*What is asked*.
Return every line below in which "word" appears.

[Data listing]
/---
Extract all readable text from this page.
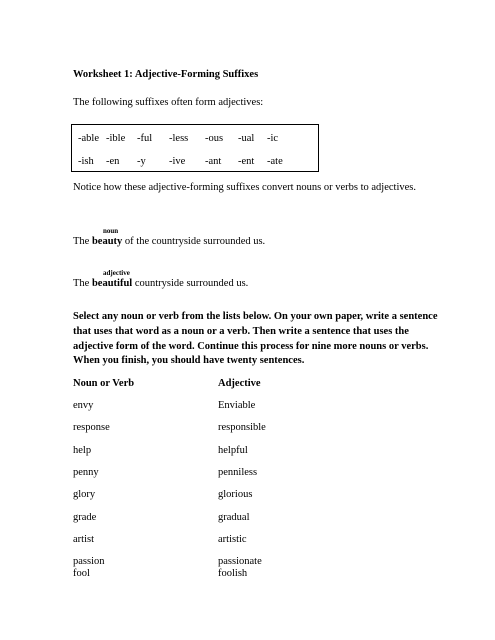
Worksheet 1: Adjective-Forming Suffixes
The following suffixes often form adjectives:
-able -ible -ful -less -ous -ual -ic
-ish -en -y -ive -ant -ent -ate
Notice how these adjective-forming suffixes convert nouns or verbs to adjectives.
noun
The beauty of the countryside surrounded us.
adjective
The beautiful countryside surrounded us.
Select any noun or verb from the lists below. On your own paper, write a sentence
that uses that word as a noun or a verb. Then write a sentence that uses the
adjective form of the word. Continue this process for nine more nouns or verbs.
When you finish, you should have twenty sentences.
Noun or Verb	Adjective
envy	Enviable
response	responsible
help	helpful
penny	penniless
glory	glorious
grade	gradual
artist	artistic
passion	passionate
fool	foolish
\---
/---
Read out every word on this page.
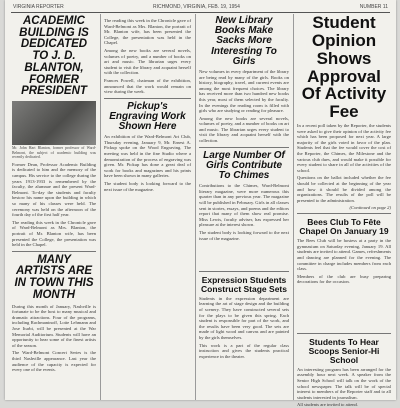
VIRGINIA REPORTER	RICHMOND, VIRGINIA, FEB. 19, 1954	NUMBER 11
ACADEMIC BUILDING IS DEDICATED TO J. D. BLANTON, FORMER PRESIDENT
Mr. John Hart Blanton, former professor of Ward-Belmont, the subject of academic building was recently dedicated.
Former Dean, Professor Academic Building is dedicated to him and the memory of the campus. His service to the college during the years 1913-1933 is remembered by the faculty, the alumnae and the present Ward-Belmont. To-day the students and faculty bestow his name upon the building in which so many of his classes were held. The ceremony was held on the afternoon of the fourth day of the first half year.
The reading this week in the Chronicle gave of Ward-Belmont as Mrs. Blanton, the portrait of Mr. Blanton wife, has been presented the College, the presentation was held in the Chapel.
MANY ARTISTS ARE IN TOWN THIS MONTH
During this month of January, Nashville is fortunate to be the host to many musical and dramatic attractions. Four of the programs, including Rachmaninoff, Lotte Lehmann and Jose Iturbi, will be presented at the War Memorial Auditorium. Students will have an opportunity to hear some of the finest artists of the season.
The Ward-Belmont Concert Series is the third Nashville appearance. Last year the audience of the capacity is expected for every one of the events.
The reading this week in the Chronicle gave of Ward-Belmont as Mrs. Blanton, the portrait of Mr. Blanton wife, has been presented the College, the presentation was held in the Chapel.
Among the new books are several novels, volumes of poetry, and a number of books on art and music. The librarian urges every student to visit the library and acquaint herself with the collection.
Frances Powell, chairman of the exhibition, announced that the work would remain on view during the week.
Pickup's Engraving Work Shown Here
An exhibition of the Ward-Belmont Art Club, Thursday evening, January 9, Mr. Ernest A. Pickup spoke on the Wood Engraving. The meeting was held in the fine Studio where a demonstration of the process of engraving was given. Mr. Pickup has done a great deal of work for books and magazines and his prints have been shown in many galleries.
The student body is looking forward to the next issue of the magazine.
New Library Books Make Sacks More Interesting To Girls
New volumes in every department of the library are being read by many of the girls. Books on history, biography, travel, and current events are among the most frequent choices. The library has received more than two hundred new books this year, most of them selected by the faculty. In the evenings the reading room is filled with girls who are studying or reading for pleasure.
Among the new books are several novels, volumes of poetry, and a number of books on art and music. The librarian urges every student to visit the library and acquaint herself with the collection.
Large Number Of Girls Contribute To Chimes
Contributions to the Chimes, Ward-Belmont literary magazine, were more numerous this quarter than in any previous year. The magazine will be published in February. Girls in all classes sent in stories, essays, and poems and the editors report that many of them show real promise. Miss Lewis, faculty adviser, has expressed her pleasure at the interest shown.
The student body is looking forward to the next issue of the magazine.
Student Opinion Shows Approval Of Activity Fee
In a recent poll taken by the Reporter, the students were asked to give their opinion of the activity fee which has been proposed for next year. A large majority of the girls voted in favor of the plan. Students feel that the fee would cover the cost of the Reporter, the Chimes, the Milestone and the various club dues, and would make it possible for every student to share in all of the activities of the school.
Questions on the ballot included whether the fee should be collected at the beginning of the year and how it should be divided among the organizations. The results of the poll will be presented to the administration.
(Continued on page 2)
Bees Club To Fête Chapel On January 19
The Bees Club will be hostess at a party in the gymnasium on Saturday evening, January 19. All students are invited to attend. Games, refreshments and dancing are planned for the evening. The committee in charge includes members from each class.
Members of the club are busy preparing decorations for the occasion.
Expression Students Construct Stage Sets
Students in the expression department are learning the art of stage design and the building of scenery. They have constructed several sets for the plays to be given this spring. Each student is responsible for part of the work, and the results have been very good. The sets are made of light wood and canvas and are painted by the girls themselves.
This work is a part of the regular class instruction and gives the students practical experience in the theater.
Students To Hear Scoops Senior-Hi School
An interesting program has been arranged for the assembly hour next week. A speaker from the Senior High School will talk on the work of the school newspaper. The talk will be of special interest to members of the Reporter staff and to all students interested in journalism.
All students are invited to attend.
\---
*Written response*.
that uses that word as a noun or a verb. Then write a sentence that uses the
adjective form of the word. Continue this process for nine more nouns or verbs.
Read out every word on this page.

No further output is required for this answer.